Every record below is to be retyped exactly.

————————

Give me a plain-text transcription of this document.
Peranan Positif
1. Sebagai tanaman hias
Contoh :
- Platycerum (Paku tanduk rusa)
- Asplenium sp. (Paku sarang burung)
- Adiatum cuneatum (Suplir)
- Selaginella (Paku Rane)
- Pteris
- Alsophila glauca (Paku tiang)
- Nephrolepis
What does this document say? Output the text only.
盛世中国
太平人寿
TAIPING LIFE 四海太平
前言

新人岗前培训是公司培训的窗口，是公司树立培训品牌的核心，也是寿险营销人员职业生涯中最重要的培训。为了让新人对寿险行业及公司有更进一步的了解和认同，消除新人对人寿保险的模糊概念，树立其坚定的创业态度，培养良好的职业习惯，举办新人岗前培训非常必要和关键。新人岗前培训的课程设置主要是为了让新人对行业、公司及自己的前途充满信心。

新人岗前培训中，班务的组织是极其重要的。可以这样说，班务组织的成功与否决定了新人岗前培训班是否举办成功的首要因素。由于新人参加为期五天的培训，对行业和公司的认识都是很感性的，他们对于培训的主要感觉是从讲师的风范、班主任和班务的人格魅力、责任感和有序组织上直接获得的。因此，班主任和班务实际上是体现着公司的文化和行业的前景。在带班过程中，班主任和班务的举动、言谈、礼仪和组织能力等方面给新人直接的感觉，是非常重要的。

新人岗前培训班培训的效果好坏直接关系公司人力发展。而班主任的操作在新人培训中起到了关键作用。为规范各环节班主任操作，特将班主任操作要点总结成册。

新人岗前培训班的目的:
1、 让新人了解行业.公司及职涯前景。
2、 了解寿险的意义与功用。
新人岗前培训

————————

_Result for this exercise_
Give me a plain-text transcription of this document.
Peranan Positif
1. Sebagai tanaman hias
Contoh :
- Platycerum (Paku tanduk rusa)
- Asplenium sp. (Paku sarang burung)
- Adiatum cuneatum (Suplir)
- Selaginella (Paku Rane)
- Pteris
- Alsophila glauca (Paku tiang)
- Nephrolepis
What does this document say? Output the text only.
盛世中国
太平人寿
TAIPING LIFE 四海太平
前言

新人岗前培训是公司培训的窗口，是公司树立培训品牌的核心，也是寿险营销人员职业生涯中最重要的培训。为了让新人对寿险行业及公司有更进一步的了解和认同，消除新人对人寿保险的模糊概念，树立其坚定的创业态度，培养良好的职业习惯，举办新人岗前培训非常必要和关键。新人岗前培训的课程设置主要是为了让新人对行业、公司及自己的前途充满信心。

新人岗前培训中，班务的组织是极其重要的。可以这样说，班务组织的成功与否决定了新人岗前培训班是否举办成功的首要因素。由于新人参加为期五天的培训，对行业和公司的认识都是很感性的，他们对于培训的主要感觉是从讲师的风范、班主任和班务的人格魅力、责任感和有序组织上直接获得的。因此，班主任和班务实际上是体现着公司的文化和行业的前景。在带班过程中，班主任和班务的举动、言谈、礼仪和组织能力等方面给新人直接的感觉，是非常重要的。

新人岗前培训班培训的效果好坏直接关系公司人力发展。而班主任的操作在新人培训中起到了关键作用。为规范各环节班主任操作，特将班主任操作要点总结成册。

新人岗前培训班的目的:
1、 让新人了解行业.公司及职涯前景。
2、 了解寿险的意义与功用。
新人岗前培训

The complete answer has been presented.